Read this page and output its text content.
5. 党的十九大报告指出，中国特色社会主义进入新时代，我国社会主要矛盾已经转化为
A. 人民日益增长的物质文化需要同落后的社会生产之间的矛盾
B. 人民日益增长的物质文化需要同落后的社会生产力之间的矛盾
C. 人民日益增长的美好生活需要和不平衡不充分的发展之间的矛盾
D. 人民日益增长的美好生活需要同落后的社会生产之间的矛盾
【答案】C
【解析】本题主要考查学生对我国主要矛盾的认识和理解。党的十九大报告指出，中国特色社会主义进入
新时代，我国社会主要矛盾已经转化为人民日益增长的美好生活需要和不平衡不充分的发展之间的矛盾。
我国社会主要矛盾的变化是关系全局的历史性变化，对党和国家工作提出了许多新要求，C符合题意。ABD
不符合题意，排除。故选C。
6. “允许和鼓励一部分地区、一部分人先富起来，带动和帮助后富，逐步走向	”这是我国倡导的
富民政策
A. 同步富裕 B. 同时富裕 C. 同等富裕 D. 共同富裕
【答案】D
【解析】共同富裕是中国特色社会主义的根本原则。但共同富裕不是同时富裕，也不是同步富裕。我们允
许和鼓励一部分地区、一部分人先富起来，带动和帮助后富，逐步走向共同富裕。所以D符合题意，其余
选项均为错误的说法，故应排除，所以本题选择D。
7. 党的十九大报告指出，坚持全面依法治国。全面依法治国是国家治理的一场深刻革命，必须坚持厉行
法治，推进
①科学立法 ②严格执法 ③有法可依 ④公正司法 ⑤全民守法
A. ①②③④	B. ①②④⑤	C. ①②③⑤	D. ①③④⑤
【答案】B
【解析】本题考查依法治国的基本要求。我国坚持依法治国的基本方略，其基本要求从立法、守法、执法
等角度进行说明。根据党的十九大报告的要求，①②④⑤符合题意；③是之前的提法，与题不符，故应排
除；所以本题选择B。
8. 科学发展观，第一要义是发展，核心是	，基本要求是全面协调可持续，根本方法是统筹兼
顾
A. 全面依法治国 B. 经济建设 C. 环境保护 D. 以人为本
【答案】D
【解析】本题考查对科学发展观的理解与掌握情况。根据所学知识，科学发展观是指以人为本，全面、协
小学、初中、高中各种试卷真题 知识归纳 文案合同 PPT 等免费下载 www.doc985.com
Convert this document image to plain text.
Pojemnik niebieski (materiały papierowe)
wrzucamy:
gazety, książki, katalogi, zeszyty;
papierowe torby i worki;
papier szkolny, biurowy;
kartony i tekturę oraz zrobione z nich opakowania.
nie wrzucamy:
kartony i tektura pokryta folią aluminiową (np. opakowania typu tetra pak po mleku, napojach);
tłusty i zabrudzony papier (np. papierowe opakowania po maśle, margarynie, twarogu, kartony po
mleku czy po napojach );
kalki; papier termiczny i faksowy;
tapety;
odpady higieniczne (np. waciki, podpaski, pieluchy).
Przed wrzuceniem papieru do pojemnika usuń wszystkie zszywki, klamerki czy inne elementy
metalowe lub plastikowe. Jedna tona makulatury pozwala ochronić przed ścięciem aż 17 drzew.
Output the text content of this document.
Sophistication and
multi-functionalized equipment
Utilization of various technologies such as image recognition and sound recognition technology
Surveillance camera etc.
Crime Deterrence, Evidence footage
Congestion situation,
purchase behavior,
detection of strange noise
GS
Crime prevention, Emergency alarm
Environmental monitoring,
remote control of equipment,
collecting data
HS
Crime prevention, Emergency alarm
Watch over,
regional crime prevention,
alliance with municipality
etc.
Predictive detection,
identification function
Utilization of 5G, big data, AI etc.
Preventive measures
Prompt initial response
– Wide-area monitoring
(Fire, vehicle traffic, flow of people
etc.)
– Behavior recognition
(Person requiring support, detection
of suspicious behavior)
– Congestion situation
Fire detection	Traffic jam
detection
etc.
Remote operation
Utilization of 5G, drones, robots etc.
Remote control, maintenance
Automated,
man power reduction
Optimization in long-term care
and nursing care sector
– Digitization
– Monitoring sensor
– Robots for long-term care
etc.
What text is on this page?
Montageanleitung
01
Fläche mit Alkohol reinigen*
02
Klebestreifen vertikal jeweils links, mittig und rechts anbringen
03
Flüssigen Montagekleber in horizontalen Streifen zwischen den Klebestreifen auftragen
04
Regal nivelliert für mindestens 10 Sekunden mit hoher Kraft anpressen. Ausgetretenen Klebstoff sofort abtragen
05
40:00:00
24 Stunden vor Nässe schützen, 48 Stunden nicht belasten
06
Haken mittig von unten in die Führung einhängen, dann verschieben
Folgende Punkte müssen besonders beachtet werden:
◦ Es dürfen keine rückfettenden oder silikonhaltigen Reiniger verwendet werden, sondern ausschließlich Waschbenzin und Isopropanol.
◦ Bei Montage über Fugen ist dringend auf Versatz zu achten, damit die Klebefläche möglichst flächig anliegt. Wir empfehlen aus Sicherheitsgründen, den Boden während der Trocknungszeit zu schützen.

(EXERCISE REQUIREMENTS):
Print all of the entries exactly as they appear.

(RESULT OF THE TASK):
Read this page and output its text content.
5. 党的十九大报告指出，中国特色社会主义进入新时代，我国社会主要矛盾已经转化为
A. 人民日益增长的物质文化需要同落后的社会生产之间的矛盾
B. 人民日益增长的物质文化需要同落后的社会生产力之间的矛盾
C. 人民日益增长的美好生活需要和不平衡不充分的发展之间的矛盾
D. 人民日益增长的美好生活需要同落后的社会生产之间的矛盾
【答案】C
【解析】本题主要考查学生对我国主要矛盾的认识和理解。党的十九大报告指出，中国特色社会主义进入
新时代，我国社会主要矛盾已经转化为人民日益增长的美好生活需要和不平衡不充分的发展之间的矛盾。
我国社会主要矛盾的变化是关系全局的历史性变化，对党和国家工作提出了许多新要求，C符合题意。ABD
不符合题意，排除。故选C。
6. “允许和鼓励一部分地区、一部分人先富起来，带动和帮助后富，逐步走向	”这是我国倡导的
富民政策
A. 同步富裕 B. 同时富裕 C. 同等富裕 D. 共同富裕
【答案】D
【解析】共同富裕是中国特色社会主义的根本原则。但共同富裕不是同时富裕，也不是同步富裕。我们允
许和鼓励一部分地区、一部分人先富起来，带动和帮助后富，逐步走向共同富裕。所以D符合题意，其余
选项均为错误的说法，故应排除，所以本题选择D。
7. 党的十九大报告指出，坚持全面依法治国。全面依法治国是国家治理的一场深刻革命，必须坚持厉行
法治，推进
①科学立法 ②严格执法 ③有法可依 ④公正司法 ⑤全民守法
A. ①②③④	B. ①②④⑤	C. ①②③⑤	D. ①③④⑤
【答案】B
【解析】本题考查依法治国的基本要求。我国坚持依法治国的基本方略，其基本要求从立法、守法、执法
等角度进行说明。根据党的十九大报告的要求，①②④⑤符合题意；③是之前的提法，与题不符，故应排
除；所以本题选择B。
8. 科学发展观，第一要义是发展，核心是	，基本要求是全面协调可持续，根本方法是统筹兼
顾
A. 全面依法治国 B. 经济建设 C. 环境保护 D. 以人为本
【答案】D
【解析】本题考查对科学发展观的理解与掌握情况。根据所学知识，科学发展观是指以人为本，全面、协
小学、初中、高中各种试卷真题 知识归纳 文案合同 PPT 等免费下载 www.doc985.com
Convert this document image to plain text.
Pojemnik niebieski (materiały papierowe)
wrzucamy:
gazety, książki, katalogi, zeszyty;
papierowe torby i worki;
papier szkolny, biurowy;
kartony i tekturę oraz zrobione z nich opakowania.
nie wrzucamy:
kartony i tektura pokryta folią aluminiową (np. opakowania typu tetra pak po mleku, napojach);
tłusty i zabrudzony papier (np. papierowe opakowania po maśle, margarynie, twarogu, kartony po
mleku czy po napojach );
kalki; papier termiczny i faksowy;
tapety;
odpady higieniczne (np. waciki, podpaski, pieluchy).
Przed wrzuceniem papieru do pojemnika usuń wszystkie zszywki, klamerki czy inne elementy
metalowe lub plastikowe. Jedna tona makulatury pozwala ochronić przed ścięciem aż 17 drzew.
Output the text content of this document.
Sophistication and
multi-functionalized equipment
Utilization of various technologies such as image recognition and sound recognition technology
Surveillance camera etc.
Crime Deterrence, Evidence footage
Congestion situation,
purchase behavior,
detection of strange noise
GS
Crime prevention, Emergency alarm
Environmental monitoring,
remote control of equipment,
collecting data
HS
Crime prevention, Emergency alarm
Watch over,
regional crime prevention,
alliance with municipality
etc.
Predictive detection,
identification function
Utilization of 5G, big data, AI etc.
Preventive measures
Prompt initial response
– Wide-area monitoring
(Fire, vehicle traffic, flow of people
etc.)
– Behavior recognition
(Person requiring support, detection
of suspicious behavior)
– Congestion situation
Fire detection	Traffic jam
detection
etc.
Remote operation
Utilization of 5G, drones, robots etc.
Remote control, maintenance
Automated,
man power reduction
Optimization in long-term care
and nursing care sector
– Digitization
– Monitoring sensor
– Robots for long-term care
etc.
What text is on this page?
Montageanleitung
01
Fläche mit Alkohol reinigen*
02
Klebestreifen vertikal jeweils links, mittig und rechts anbringen
03
Flüssigen Montagekleber in horizontalen Streifen zwischen den Klebestreifen auftragen
04
Regal nivelliert für mindestens 10 Sekunden mit hoher Kraft anpressen. Ausgetretenen Klebstoff sofort abtragen
05
40:00:00
24 Stunden vor Nässe schützen, 48 Stunden nicht belasten
06
Haken mittig von unten in die Führung einhängen, dann verschieben
Folgende Punkte müssen besonders beachtet werden:
◦ Es dürfen keine rückfettenden oder silikonhaltigen Reiniger verwendet werden, sondern ausschließlich Waschbenzin und Isopropanol.
◦ Bei Montage über Fugen ist dringend auf Versatz zu achten, damit die Klebefläche möglichst flächig anliegt. Wir empfehlen aus Sicherheitsgründen, den Boden während der Trocknungszeit zu schützen.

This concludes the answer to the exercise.